Data records:
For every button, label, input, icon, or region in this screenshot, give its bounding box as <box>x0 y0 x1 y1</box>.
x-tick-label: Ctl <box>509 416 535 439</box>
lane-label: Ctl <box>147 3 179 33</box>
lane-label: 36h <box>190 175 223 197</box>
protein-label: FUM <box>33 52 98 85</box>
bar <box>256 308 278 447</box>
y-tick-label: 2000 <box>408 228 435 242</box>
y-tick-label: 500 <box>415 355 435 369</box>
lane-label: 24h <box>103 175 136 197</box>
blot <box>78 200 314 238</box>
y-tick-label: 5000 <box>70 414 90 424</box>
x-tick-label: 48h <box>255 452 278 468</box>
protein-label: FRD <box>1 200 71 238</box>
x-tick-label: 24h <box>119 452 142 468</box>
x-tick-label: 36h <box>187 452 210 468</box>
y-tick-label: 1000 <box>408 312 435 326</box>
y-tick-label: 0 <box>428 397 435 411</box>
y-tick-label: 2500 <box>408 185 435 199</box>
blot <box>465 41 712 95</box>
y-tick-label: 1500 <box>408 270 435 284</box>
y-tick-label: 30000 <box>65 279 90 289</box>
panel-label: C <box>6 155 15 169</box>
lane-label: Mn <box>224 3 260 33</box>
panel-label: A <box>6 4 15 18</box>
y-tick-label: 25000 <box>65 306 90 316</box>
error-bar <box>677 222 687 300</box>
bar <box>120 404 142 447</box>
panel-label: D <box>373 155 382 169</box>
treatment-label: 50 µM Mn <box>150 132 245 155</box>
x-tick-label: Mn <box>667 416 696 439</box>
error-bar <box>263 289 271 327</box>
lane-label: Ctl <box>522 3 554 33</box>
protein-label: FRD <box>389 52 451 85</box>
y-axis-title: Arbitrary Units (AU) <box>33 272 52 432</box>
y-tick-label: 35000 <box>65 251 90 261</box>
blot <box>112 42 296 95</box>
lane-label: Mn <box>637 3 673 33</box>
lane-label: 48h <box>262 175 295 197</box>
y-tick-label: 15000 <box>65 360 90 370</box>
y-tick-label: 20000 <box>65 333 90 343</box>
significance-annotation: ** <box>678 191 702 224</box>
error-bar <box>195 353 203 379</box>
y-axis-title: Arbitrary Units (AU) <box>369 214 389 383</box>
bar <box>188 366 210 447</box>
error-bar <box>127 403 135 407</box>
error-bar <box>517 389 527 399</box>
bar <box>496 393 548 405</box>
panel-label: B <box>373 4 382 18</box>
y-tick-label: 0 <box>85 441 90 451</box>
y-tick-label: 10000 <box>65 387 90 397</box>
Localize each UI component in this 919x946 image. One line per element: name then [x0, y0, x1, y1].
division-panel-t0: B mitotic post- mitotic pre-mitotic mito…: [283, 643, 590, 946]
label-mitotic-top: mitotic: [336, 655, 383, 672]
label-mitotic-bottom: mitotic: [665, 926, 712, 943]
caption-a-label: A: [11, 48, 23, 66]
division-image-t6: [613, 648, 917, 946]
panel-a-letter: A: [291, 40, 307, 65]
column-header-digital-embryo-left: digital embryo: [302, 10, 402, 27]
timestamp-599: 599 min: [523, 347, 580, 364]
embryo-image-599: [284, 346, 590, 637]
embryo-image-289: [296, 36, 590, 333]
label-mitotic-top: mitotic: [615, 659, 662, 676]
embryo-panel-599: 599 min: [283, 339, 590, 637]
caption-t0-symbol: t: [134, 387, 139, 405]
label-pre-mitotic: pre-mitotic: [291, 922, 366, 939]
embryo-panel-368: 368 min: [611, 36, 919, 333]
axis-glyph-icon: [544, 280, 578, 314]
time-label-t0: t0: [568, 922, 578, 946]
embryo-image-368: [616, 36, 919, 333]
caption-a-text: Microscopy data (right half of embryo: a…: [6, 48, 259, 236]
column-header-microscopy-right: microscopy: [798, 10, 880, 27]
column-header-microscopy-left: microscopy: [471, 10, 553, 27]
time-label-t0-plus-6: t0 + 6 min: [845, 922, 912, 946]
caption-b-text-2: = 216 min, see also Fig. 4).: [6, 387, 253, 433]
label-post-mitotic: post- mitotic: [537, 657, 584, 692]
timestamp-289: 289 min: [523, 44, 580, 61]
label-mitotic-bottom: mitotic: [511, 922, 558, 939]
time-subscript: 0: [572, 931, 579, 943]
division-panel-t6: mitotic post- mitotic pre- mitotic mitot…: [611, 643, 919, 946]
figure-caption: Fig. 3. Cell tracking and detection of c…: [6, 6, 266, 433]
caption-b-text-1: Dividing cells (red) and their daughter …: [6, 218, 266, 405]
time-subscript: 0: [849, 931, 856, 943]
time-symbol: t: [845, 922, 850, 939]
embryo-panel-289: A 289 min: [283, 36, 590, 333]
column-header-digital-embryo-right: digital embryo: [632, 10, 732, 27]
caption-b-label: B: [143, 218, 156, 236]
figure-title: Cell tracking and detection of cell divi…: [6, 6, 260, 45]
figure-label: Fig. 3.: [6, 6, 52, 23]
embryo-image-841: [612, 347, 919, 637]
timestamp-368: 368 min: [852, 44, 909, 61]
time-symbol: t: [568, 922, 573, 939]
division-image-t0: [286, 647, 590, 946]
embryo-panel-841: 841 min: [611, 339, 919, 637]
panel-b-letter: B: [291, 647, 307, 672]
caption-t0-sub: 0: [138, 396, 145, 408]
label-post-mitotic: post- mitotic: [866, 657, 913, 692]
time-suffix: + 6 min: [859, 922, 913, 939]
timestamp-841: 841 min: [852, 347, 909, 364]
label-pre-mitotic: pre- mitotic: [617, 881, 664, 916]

YOUR GOAL. Please write out the entries exactly, keeping every line intact.

ANSWER AREA.
For every button, label, input, icon, or region in this screenshot, give its bounding box as <box>x0 y0 x1 y1</box>.
x-tick-label: Ctl <box>509 416 535 439</box>
lane-label: Ctl <box>147 3 179 33</box>
lane-label: 36h <box>190 175 223 197</box>
protein-label: FUM <box>33 52 98 85</box>
bar <box>256 308 278 447</box>
y-tick-label: 2000 <box>408 228 435 242</box>
y-tick-label: 500 <box>415 355 435 369</box>
lane-label: 24h <box>103 175 136 197</box>
blot <box>78 200 314 238</box>
y-tick-label: 5000 <box>70 414 90 424</box>
x-tick-label: 48h <box>255 452 278 468</box>
protein-label: FRD <box>1 200 71 238</box>
x-tick-label: 24h <box>119 452 142 468</box>
x-tick-label: 36h <box>187 452 210 468</box>
y-tick-label: 1000 <box>408 312 435 326</box>
y-tick-label: 0 <box>428 397 435 411</box>
y-tick-label: 2500 <box>408 185 435 199</box>
blot <box>465 41 712 95</box>
y-tick-label: 1500 <box>408 270 435 284</box>
y-tick-label: 30000 <box>65 279 90 289</box>
panel-label: C <box>6 155 15 169</box>
lane-label: Mn <box>224 3 260 33</box>
panel-label: A <box>6 4 15 18</box>
y-tick-label: 25000 <box>65 306 90 316</box>
error-bar <box>677 222 687 300</box>
bar <box>120 404 142 447</box>
panel-label: D <box>373 155 382 169</box>
treatment-label: 50 µM Mn <box>150 132 245 155</box>
x-tick-label: Mn <box>667 416 696 439</box>
error-bar <box>263 289 271 327</box>
lane-label: Ctl <box>522 3 554 33</box>
protein-label: FRD <box>389 52 451 85</box>
y-axis-title: Arbitrary Units (AU) <box>33 272 52 432</box>
y-tick-label: 35000 <box>65 251 90 261</box>
blot <box>112 42 296 95</box>
lane-label: Mn <box>637 3 673 33</box>
lane-label: 48h <box>262 175 295 197</box>
y-tick-label: 15000 <box>65 360 90 370</box>
y-tick-label: 20000 <box>65 333 90 343</box>
significance-annotation: ** <box>678 191 702 224</box>
error-bar <box>195 353 203 379</box>
y-axis-title: Arbitrary Units (AU) <box>369 214 389 383</box>
bar <box>188 366 210 447</box>
error-bar <box>127 403 135 407</box>
error-bar <box>517 389 527 399</box>
bar <box>496 393 548 405</box>
panel-label: B <box>373 4 382 18</box>
y-tick-label: 0 <box>85 441 90 451</box>
y-tick-label: 10000 <box>65 387 90 397</box>
Localize each UI component in this 919x946 image. One line per element: name then [x0, y0, x1, y1].
division-panel-t0: B mitotic post- mitotic pre-mitotic mito…: [283, 643, 590, 946]
label-mitotic-top: mitotic: [336, 655, 383, 672]
label-mitotic-bottom: mitotic: [665, 926, 712, 943]
caption-a-label: A: [11, 48, 23, 66]
division-image-t6: [613, 648, 917, 946]
panel-a-letter: A: [291, 40, 307, 65]
column-header-digital-embryo-left: digital embryo: [302, 10, 402, 27]
timestamp-599: 599 min: [523, 347, 580, 364]
embryo-image-599: [284, 346, 590, 637]
embryo-image-289: [296, 36, 590, 333]
label-mitotic-top: mitotic: [615, 659, 662, 676]
embryo-panel-599: 599 min: [283, 339, 590, 637]
caption-t0-symbol: t: [134, 387, 139, 405]
label-pre-mitotic: pre-mitotic: [291, 922, 366, 939]
embryo-panel-368: 368 min: [611, 36, 919, 333]
axis-glyph-icon: [544, 280, 578, 314]
time-label-t0: t0: [568, 922, 578, 946]
embryo-image-368: [616, 36, 919, 333]
caption-a-text: Microscopy data (right half of embryo: a…: [6, 48, 259, 236]
column-header-microscopy-right: microscopy: [798, 10, 880, 27]
column-header-microscopy-left: microscopy: [471, 10, 553, 27]
time-label-t0-plus-6: t0 + 6 min: [845, 922, 912, 946]
caption-b-text-2: = 216 min, see also Fig. 4).: [6, 387, 253, 433]
label-post-mitotic: post- mitotic: [537, 657, 584, 692]
timestamp-289: 289 min: [523, 44, 580, 61]
label-mitotic-bottom: mitotic: [511, 922, 558, 939]
time-subscript: 0: [572, 931, 579, 943]
division-panel-t6: mitotic post- mitotic pre- mitotic mitot…: [611, 643, 919, 946]
figure-caption: Fig. 3. Cell tracking and detection of c…: [6, 6, 266, 433]
caption-b-text-1: Dividing cells (red) and their daughter …: [6, 218, 266, 405]
time-subscript: 0: [849, 931, 856, 943]
time-symbol: t: [845, 922, 850, 939]
embryo-panel-289: A 289 min: [283, 36, 590, 333]
column-header-digital-embryo-right: digital embryo: [632, 10, 732, 27]
caption-b-label: B: [143, 218, 156, 236]
figure-title: Cell tracking and detection of cell divi…: [6, 6, 260, 45]
figure-label: Fig. 3.: [6, 6, 52, 23]
embryo-image-841: [612, 347, 919, 637]
timestamp-368: 368 min: [852, 44, 909, 61]
time-symbol: t: [568, 922, 573, 939]
division-image-t0: [286, 647, 590, 946]
embryo-panel-841: 841 min: [611, 339, 919, 637]
panel-b-letter: B: [291, 647, 307, 672]
caption-t0-sub: 0: [138, 396, 145, 408]
label-post-mitotic: post- mitotic: [866, 657, 913, 692]
time-suffix: + 6 min: [859, 922, 913, 939]
timestamp-841: 841 min: [852, 347, 909, 364]
label-pre-mitotic: pre- mitotic: [617, 881, 664, 916]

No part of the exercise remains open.